# DESCRIPTION OF THE TASK
Please transcribe the data below exactly. Leave the pictures out.

* * * * * * * * *

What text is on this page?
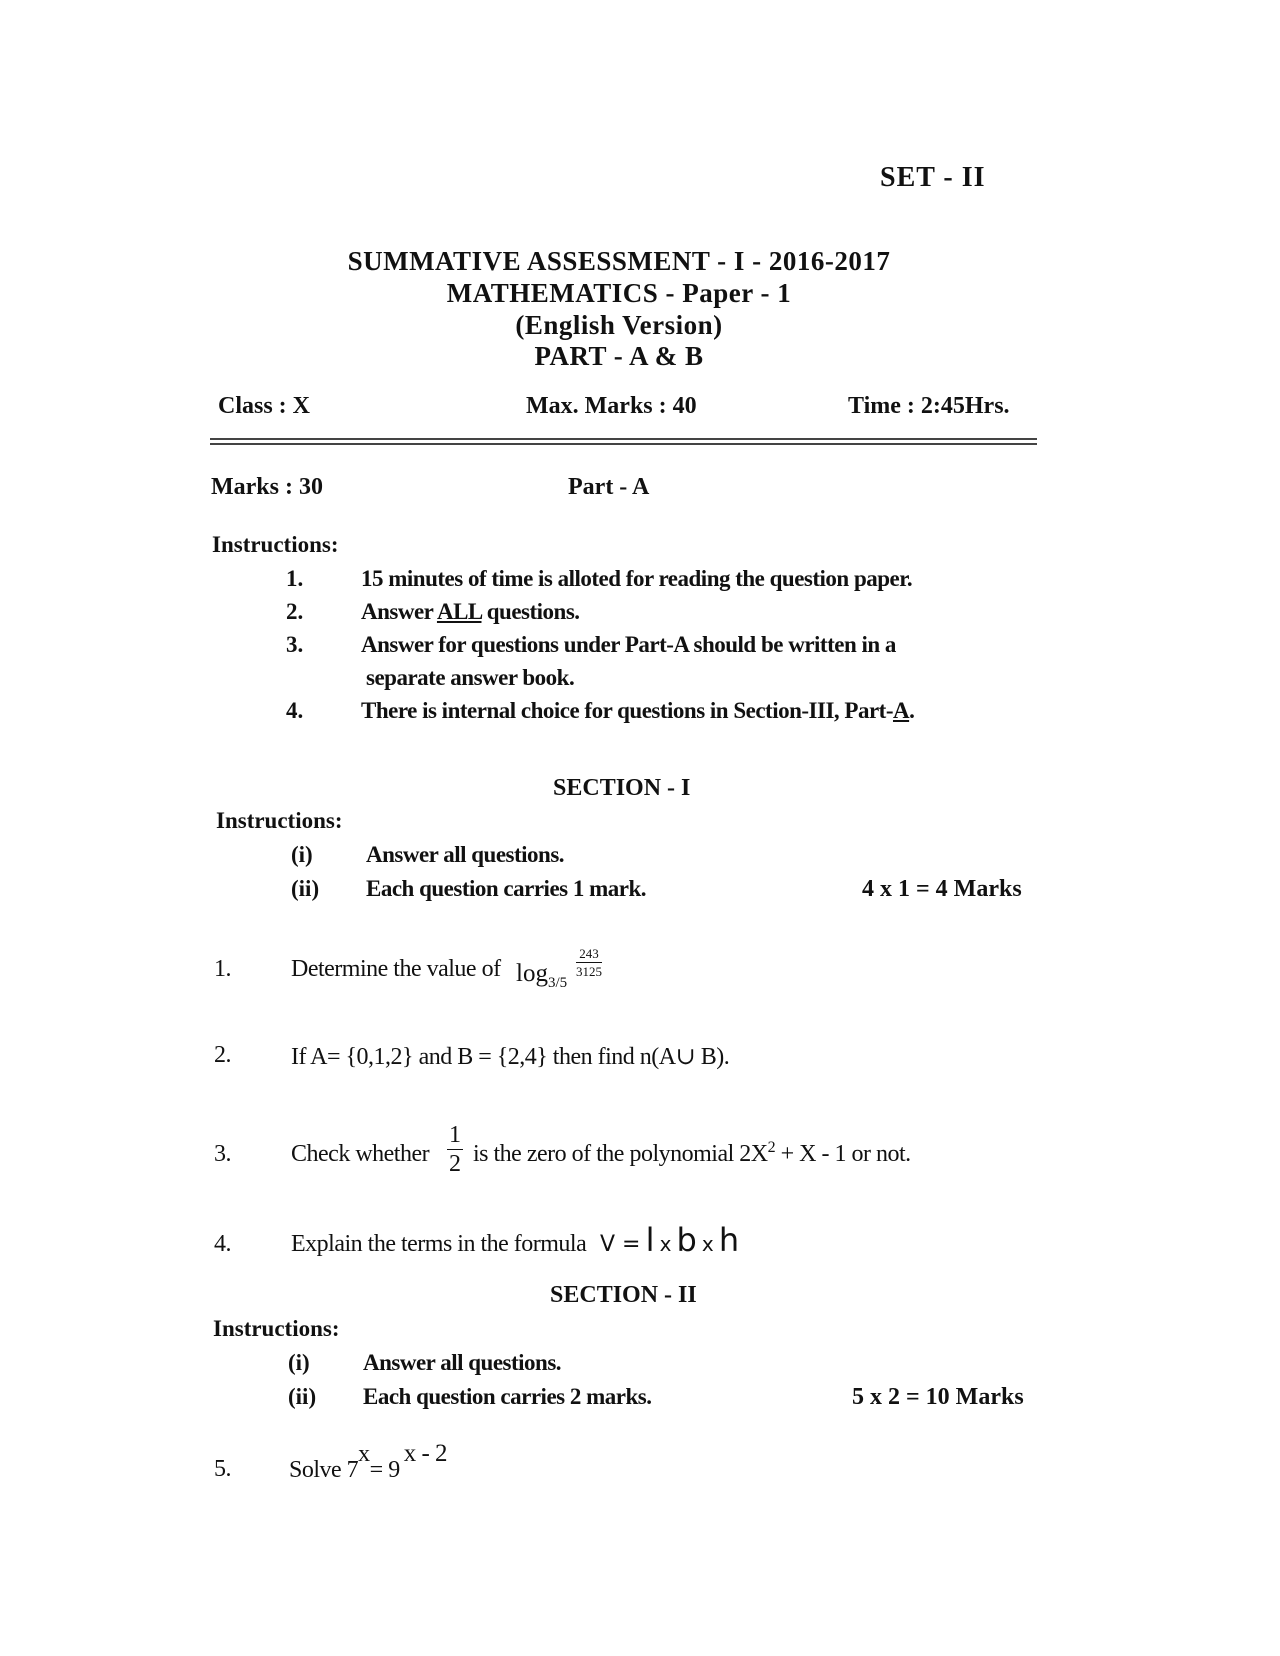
SET - II
SUMMATIVE ASSESSMENT - I - 2016-2017
MATHEMATICS - Paper - 1
(English Version)
PART - A & B
Class : X	Max. Marks : 40	Time : 2:45Hrs.
Marks : 30	Part - A
Instructions:
1.	15 minutes of time is alloted for reading the question paper.
2.	Answer ALL questions.
3.	Answer for questions under Part-A should be written in a
separate answer book.
4.	There is internal choice for questions in Section-III, Part-A.
SECTION - I
Instructions:
(i) Answer all questions.
(ii) Each question carries 1 mark.	4 x 1 = 4 Marks
1.	Determine the value of $\log_{3/5}$
$\frac{243}{3125}$
2.	If A= {0,1,2} and B = {2,4} then find n(A∪ B).
3.	Check whether $\frac{1}{2}$ is the zero of the polynomial $2X^2 + X - 1$ or not.
4.	Explain the terms in the formula V = l x b x h
SECTION - II
Instructions:
(i) Answer all questions.
(ii) Each question carries 2 marks.	5 x 2 = 10 Marks
5. Solve 7x= 9x - 2
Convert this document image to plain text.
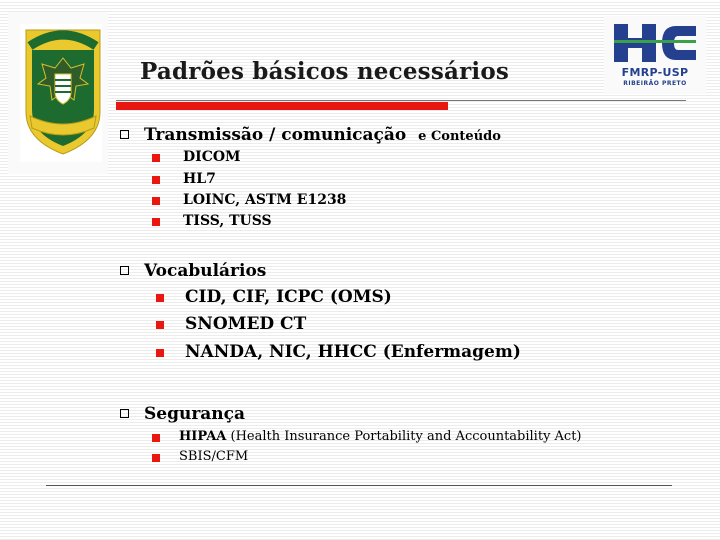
FMRP-USP
RIBEIRÃO PRETO
Padrões básicos necessários
Transmissão / comunicação e Conteúdo
DICOM
HL7
LOINC, ASTM E1238
TISS, TUSS
Vocabulários
CID, CIF, ICPC (OMS)
SNOMED CT
NANDA, NIC, HHCC (Enfermagem)
Segurança
HIPAA (Health Insurance Portability and Accountability Act)
SBIS/CFM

* * * * * * * * *

# ANSWER TO THE EXERCISE
What text is on this page?
SET - II
SUMMATIVE ASSESSMENT - I - 2016-2017
MATHEMATICS - Paper - 1
(English Version)
PART - A & B
Class : X	Max. Marks : 40	Time : 2:45Hrs.
Marks : 30	Part - A
Instructions:
1.	15 minutes of time is alloted for reading the question paper.
2.	Answer ALL questions.
3.	Answer for questions under Part-A should be written in a
separate answer book.
4.	There is internal choice for questions in Section-III, Part-A.
SECTION - I
Instructions:
(i) Answer all questions.
(ii) Each question carries 1 mark.	4 x 1 = 4 Marks
1.	Determine the value of $\log_{3/5}$
$\frac{243}{3125}$
2.	If A= {0,1,2} and B = {2,4} then find n(A∪ B).
3.	Check whether $\frac{1}{2}$ is the zero of the polynomial $2X^2 + X - 1$ or not.
4.	Explain the terms in the formula V = l x b x h
SECTION - II
Instructions:
(i) Answer all questions.
(ii) Each question carries 2 marks.	5 x 2 = 10 Marks
5. Solve 7x= 9x - 2
Convert this document image to plain text.
FMRP-USP
RIBEIRÃO PRETO
Padrões básicos necessários
Transmissão / comunicação e Conteúdo
DICOM
HL7
LOINC, ASTM E1238
TISS, TUSS
Vocabulários
CID, CIF, ICPC (OMS)
SNOMED CT
NANDA, NIC, HHCC (Enfermagem)
Segurança
HIPAA (Health Insurance Portability and Accountability Act)
SBIS/CFM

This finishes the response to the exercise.